• WHAT YOU HAVE TO DO:
Identify all lines in the data containing the string "Buqrot". Copy them out.

^^^^

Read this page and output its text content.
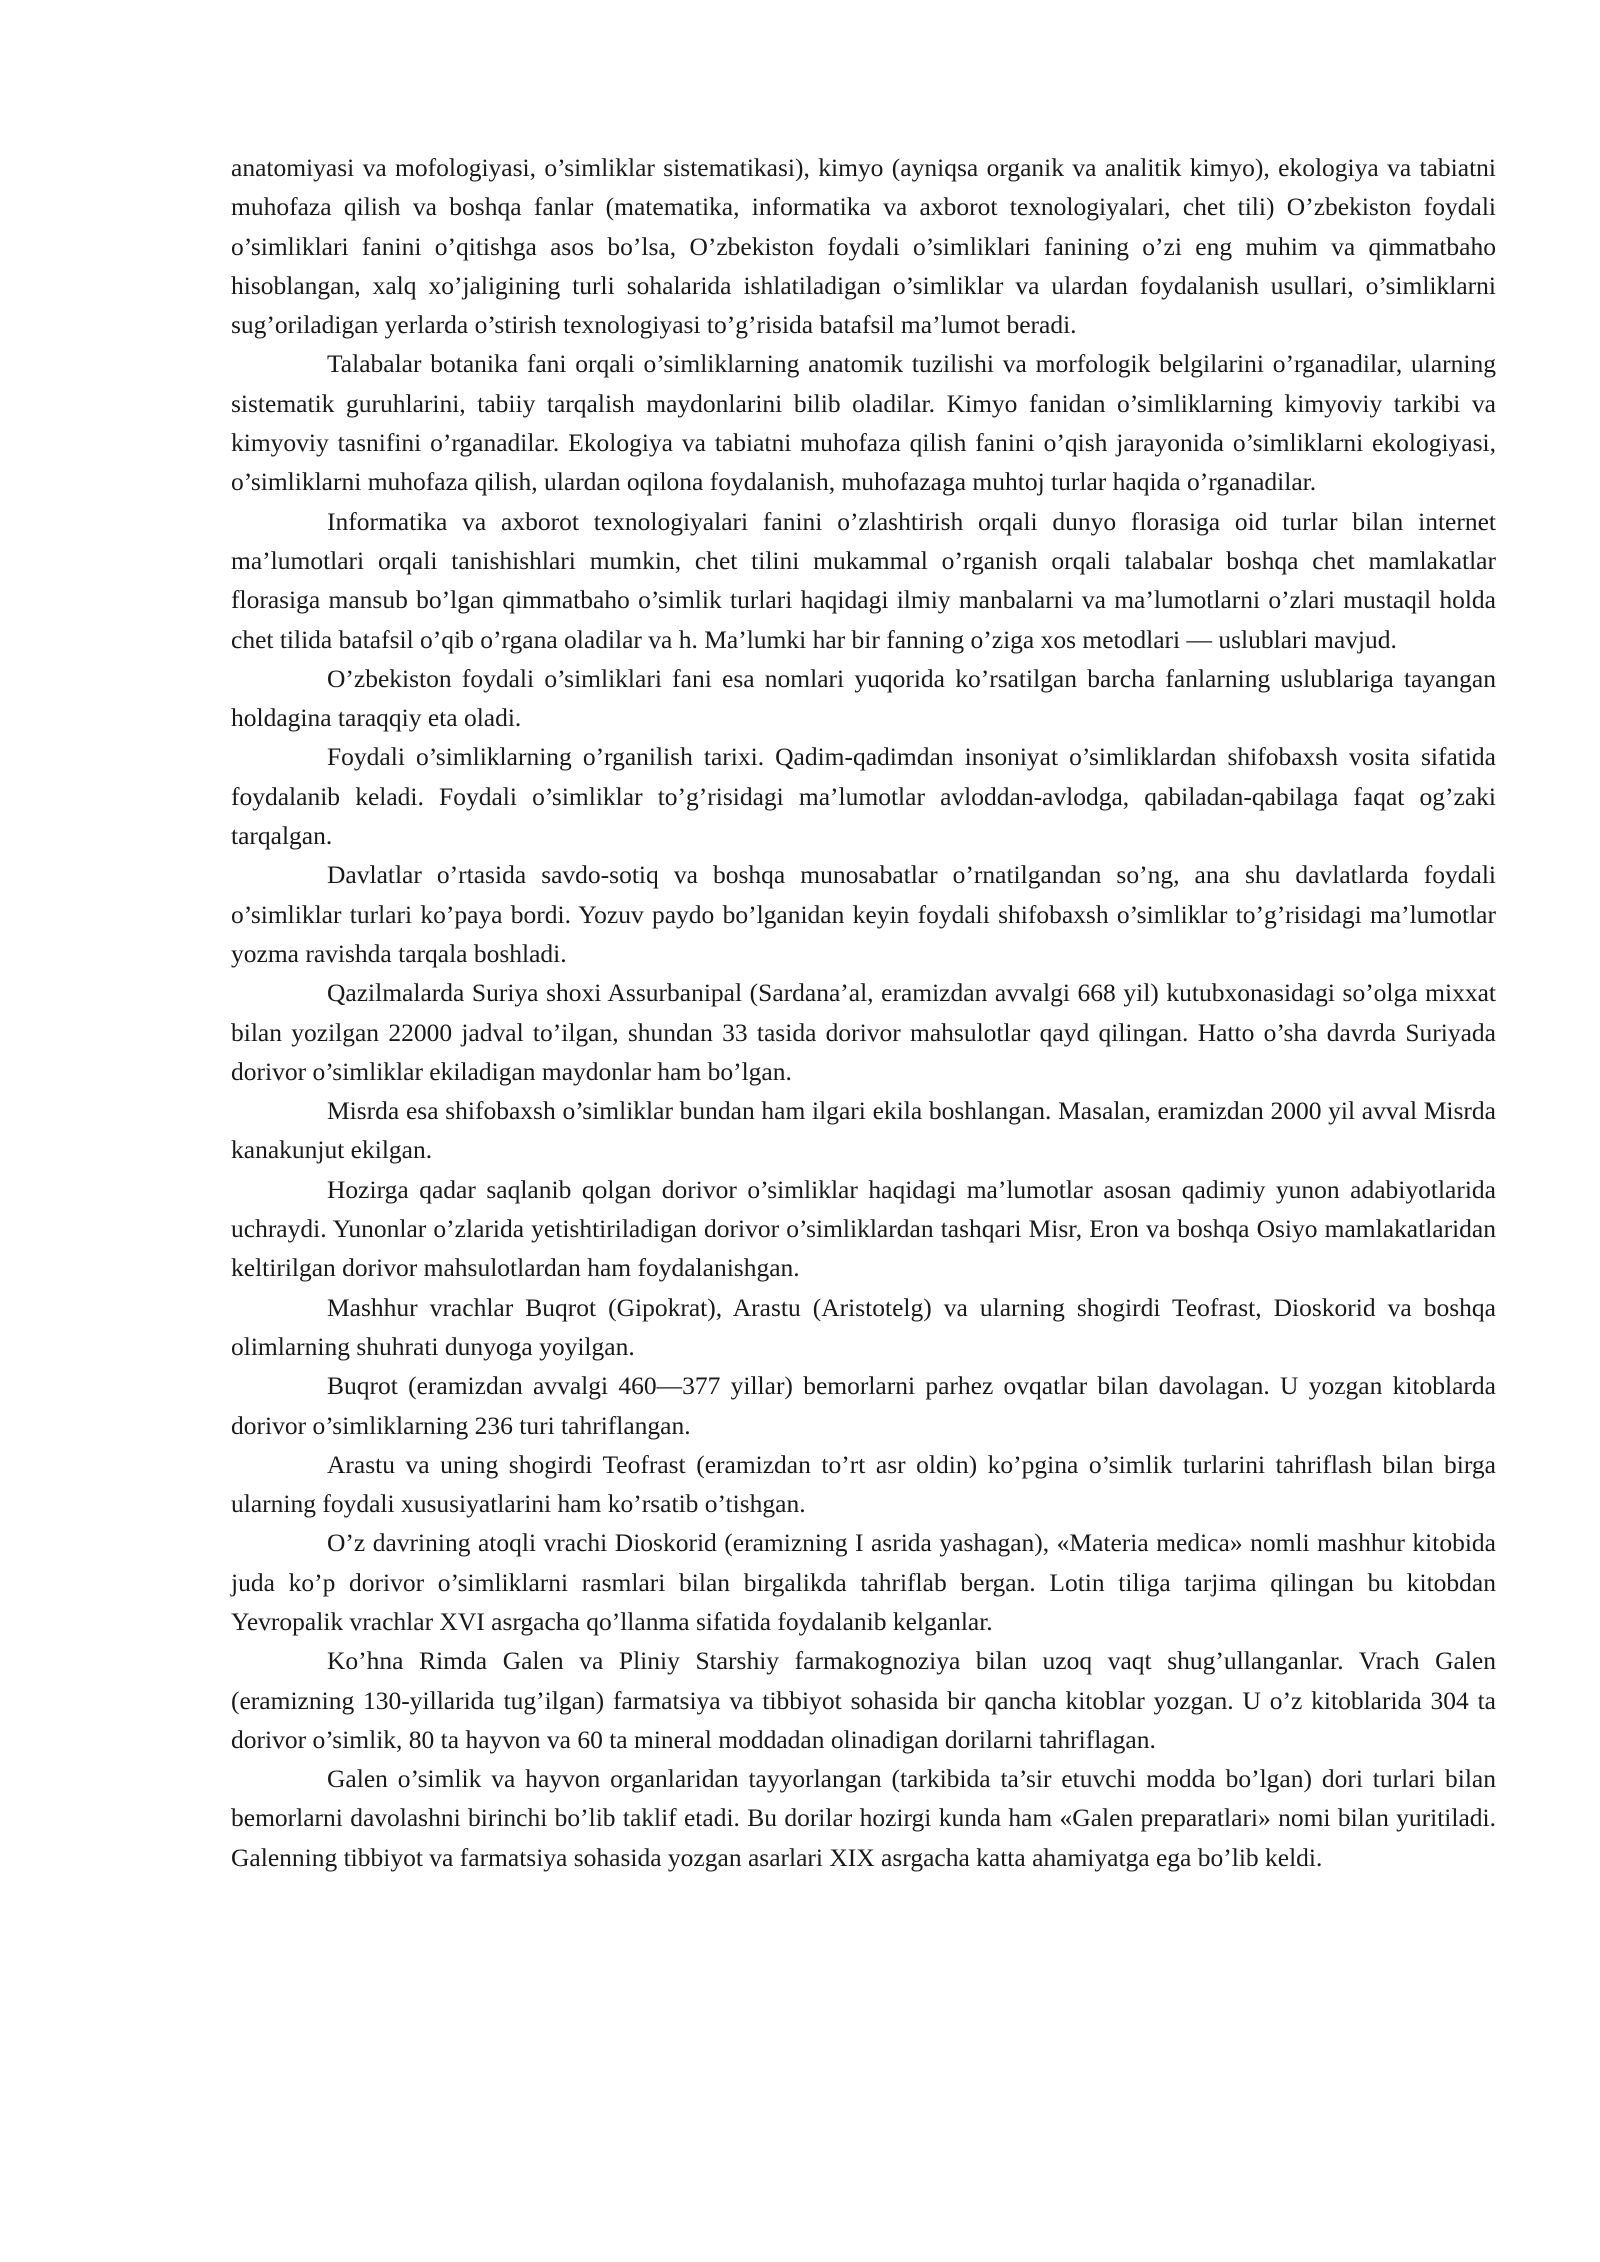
anatomiyasi va mofologiyasi, o’simliklar sistematikasi), kimyo (ayniqsa organik va analitik kimyo), ekologiya va tabiatni muhofaza qilish va boshqa fanlar (matematika, informatika va axborot texnologiyalari, chet tili) O’zbekiston foydali o’simliklari fanini o’qitishga asos bo’lsa, O’zbekiston foydali o’simliklari fanining o’zi eng muhim va qimmatbaho hisoblangan, xalq xo’jaligining turli sohalarida ishlatiladigan o’simliklar va ulardan foydalanish usullari, o’simliklarni sug’oriladigan yerlarda o’stirish texnologiyasi to’g’risida batafsil ma’lumot beradi.

Talabalar botanika fani orqali o’simliklarning anatomik tuzilishi va morfologik belgilarini o’rganadilar, ularning sistematik guruhlarini, tabiiy tarqalish maydonlarini bilib oladilar. Kimyo fanidan o’simliklarning kimyoviy tarkibi va kimyoviy tasnifini o’rganadilar. Ekologiya va tabiatni muhofaza qilish fanini o’qish jarayonida o’simliklarni ekologiyasi, o’simliklarni muhofaza qilish, ulardan oqilona foydalanish, muhofazaga muhtoj turlar haqida o’rganadilar.

Informatika va axborot texnologiyalari fanini o’zlashtirish orqali dunyo florasiga oid turlar bilan internet ma’lumotlari orqali tanishishlari mumkin, chet tilini mukammal o’rganish orqali talabalar boshqa chet mamlakatlar florasiga mansub bo’lgan qimmatbaho o’simlik turlari haqidagi ilmiy manbalarni va ma’lumotlarni o’zlari mustaqil holda chet tilida batafsil o’qib o’rgana oladilar va h. Ma’lumki har bir fanning o’ziga xos metodlari — uslublari mavjud.

O’zbekiston foydali o’simliklari fani esa nomlari yuqorida ko’rsatilgan barcha fanlarning uslublariga tayangan holdagina taraqqiy eta oladi.

Foydali o’simliklarning o’rganilish tarixi. Qadim-qadimdan insoniyat o’simliklardan shifobaxsh vosita sifatida foydalanib keladi. Foydali o’simliklar to’g’risidagi ma’lumotlar avloddan-avlodga, qabiladan-qabilaga faqat og’zaki tarqalgan.

Davlatlar o’rtasida savdo-sotiq va boshqa munosabatlar o’rnatilgandan so’ng, ana shu davlatlarda foydali o’simliklar turlari ko’paya bordi. Yozuv paydo bo’lganidan keyin foydali shifobaxsh o’simliklar to’g’risidagi ma’lumotlar yozma ravishda tarqala boshladi.

Qazilmalarda Suriya shoxi Assurbanipal (Sardana’al, eramizdan avvalgi 668 yil) kutubxonasidagi so’olga mixxat bilan yozilgan 22000 jadval to’ilgan, shundan 33 tasida dorivor mahsulotlar qayd qilingan. Hatto o’sha davrda Suriyada dorivor o’simliklar ekiladigan maydonlar ham bo’lgan.

Misrda esa shifobaxsh o’simliklar bundan ham ilgari ekila boshlangan. Masalan, eramizdan 2000 yil avval Misrda kanakunjut ekilgan.

Hozirga qadar saqlanib qolgan dorivor o’simliklar haqidagi ma’lumotlar asosan qadimiy yunon adabiyotlarida uchraydi. Yunonlar o’zlarida yetishtiriladigan dorivor o’simliklardan tashqari Misr, Eron va boshqa Osiyo mamlakatlaridan keltirilgan dorivor mahsulotlardan ham foydalanishgan.

Mashhur vrachlar Buqrot (Gipokrat), Arastu (Aristotelg) va ularning shogirdi Teofrast, Dioskorid va boshqa olimlarning shuhrati dunyoga yoyilgan.

Buqrot (eramizdan avvalgi 460—377 yillar) bemorlarni parhez ovqatlar bilan davolagan. U yozgan kitoblarda dorivor o’simliklarning 236 turi tahriflangan.

Arastu va uning shogirdi Teofrast (eramizdan to’rt asr oldin) ko’pgina o’simlik turlarini tahriflash bilan birga ularning foydali xususiyatlarini ham ko’rsatib o’tishgan.

O’z davrining atoqli vrachi Dioskorid (eramizning I asrida yashagan), «Materia medica» nomli mashhur kitobida juda ko’p dorivor o’simliklarni rasmlari bilan birgalikda tahriflab bergan. Lotin tiliga tarjima qilingan bu kitobdan Yevropalik vrachlar XVI asrgacha qo’llanma sifatida foydalanib kelganlar.

Ko’hna Rimda Galen va Pliniy Starshiy farmakognoziya bilan uzoq vaqt shug’ullanganlar. Vrach Galen (eramizning 130-yillarida tug’ilgan) farmatsiya va tibbiyot sohasida bir qancha kitoblar yozgan. U o’z kitoblarida 304 ta dorivor o’simlik, 80 ta hayvon va 60 ta mineral moddadan olinadigan dorilarni tahriflagan.

Galen o’simlik va hayvon organlaridan tayyorlangan (tarkibida ta’sir etuvchi modda bo’lgan) dori turlari bilan bemorlarni davolashni birinchi bo’lib taklif etadi. Bu dorilar hozirgi kunda ham «Galen preparatlari» nomi bilan yuritiladi. Galenning tibbiyot va farmatsiya sohasida yozgan asarlari XIX asrgacha katta ahamiyatga ega bo’lib keldi.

^^^^

• COMPLETE RESPONSE:
Mashhur vrachlar Buqrot (Gipokrat), Arastu (Aristotelg) va ularning shogirdi Teofrast, Dioskorid va boshqa olimlarning shuhrati dunyoga yoyilgan.
Buqrot (eramizdan avvalgi 460—377 yillar) bemorlarni parhez ovqatlar bilan davolagan. U yozgan kitoblarda dorivor o’simliklarning 236 turi tahriflangan.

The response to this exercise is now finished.